Output all lines exactly.

--- BEGIN ---

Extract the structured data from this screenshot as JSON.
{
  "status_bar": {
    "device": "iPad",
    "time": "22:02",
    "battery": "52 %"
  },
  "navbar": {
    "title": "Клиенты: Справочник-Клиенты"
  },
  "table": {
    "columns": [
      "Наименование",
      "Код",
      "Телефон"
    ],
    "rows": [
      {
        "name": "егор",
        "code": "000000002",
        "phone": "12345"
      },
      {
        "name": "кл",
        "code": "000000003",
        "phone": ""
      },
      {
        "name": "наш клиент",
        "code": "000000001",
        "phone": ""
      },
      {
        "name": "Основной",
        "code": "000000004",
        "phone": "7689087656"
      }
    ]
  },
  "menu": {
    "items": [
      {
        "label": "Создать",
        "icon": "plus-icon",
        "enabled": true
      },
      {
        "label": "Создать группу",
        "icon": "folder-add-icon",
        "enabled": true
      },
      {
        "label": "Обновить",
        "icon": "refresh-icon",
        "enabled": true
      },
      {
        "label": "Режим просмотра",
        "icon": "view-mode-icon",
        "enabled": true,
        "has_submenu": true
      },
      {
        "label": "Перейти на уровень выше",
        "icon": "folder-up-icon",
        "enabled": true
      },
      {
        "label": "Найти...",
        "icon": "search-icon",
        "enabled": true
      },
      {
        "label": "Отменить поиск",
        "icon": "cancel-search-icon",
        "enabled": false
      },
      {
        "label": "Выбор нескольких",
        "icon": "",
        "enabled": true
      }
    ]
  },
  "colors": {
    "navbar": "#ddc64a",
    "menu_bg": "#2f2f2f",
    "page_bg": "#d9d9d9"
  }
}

--- END ---

- Solved exercise
Extract the structured data from this screenshot as JSON.
{
  "status_bar": {
    "device": "iPad",
    "time": "22:02",
    "battery": "52 %"
  },
  "navbar": {
    "title": "Клиенты: Справочник-Клиенты"
  },
  "table": {
    "columns": [
      "Наименование",
      "Код",
      "Телефон"
    ],
    "rows": [
      {
        "name": "егор",
        "code": "000000002",
        "phone": "12345"
      },
      {
        "name": "кл",
        "code": "000000003",
        "phone": ""
      },
      {
        "name": "наш клиент",
        "code": "000000001",
        "phone": ""
      },
      {
        "name": "Основной",
        "code": "000000004",
        "phone": "7689087656"
      }
    ]
  },
  "menu": {
    "items": [
      {
        "label": "Создать",
        "icon": "plus-icon",
        "enabled": true
      },
      {
        "label": "Создать группу",
        "icon": "folder-add-icon",
        "enabled": true
      },
      {
        "label": "Обновить",
        "icon": "refresh-icon",
        "enabled": true
      },
      {
        "label": "Режим просмотра",
        "icon": "view-mode-icon",
        "enabled": true,
        "has_submenu": true
      },
      {
        "label": "Перейти на уровень выше",
        "icon": "folder-up-icon",
        "enabled": true
      },
      {
        "label": "Найти...",
        "icon": "search-icon",
        "enabled": true
      },
      {
        "label": "Отменить поиск",
        "icon": "cancel-search-icon",
        "enabled": false
      },
      {
        "label": "Выбор нескольких",
        "icon": "",
        "enabled": true
      }
    ]
  },
  "colors": {
    "navbar": "#ddc64a",
    "menu_bg": "#2f2f2f",
    "page_bg": "#d9d9d9"
  }
}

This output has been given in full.